▸ Exercise aim: Give a verbatim copy of the lines below, minus the pictures.

Records contained in a dataset
..............................

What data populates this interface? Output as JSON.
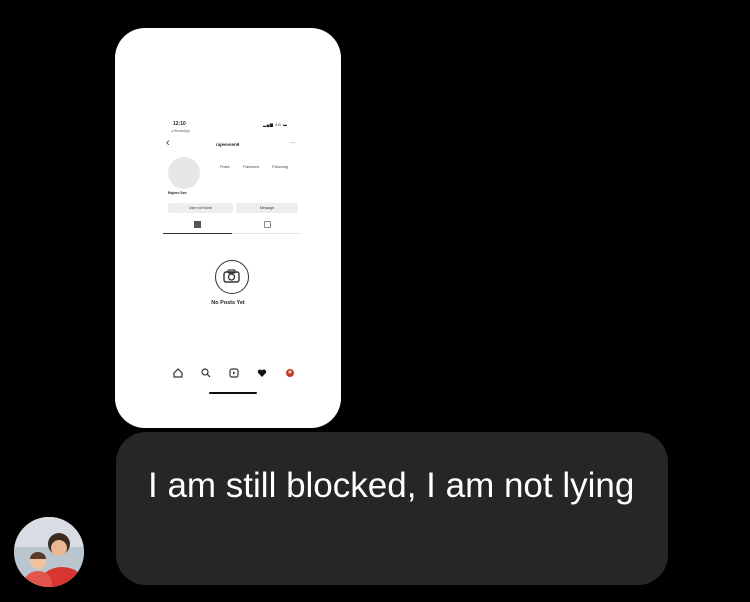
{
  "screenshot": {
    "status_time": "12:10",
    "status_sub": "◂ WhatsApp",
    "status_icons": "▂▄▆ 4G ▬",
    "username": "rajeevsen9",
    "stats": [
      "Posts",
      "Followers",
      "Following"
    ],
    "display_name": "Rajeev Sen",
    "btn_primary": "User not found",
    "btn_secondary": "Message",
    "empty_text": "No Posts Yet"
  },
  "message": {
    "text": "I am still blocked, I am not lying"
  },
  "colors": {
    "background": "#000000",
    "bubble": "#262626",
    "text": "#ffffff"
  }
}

..............................

▸ Response to the exercise:
What data populates this interface? Output as JSON.
{
  "screenshot": {
    "status_time": "12:10",
    "status_sub": "◂ WhatsApp",
    "status_icons": "▂▄▆ 4G ▬",
    "username": "rajeevsen9",
    "stats": [
      "Posts",
      "Followers",
      "Following"
    ],
    "display_name": "Rajeev Sen",
    "btn_primary": "User not found",
    "btn_secondary": "Message",
    "empty_text": "No Posts Yet"
  },
  "message": {
    "text": "I am still blocked, I am not lying"
  },
  "colors": {
    "background": "#000000",
    "bubble": "#262626",
    "text": "#ffffff"
  }
}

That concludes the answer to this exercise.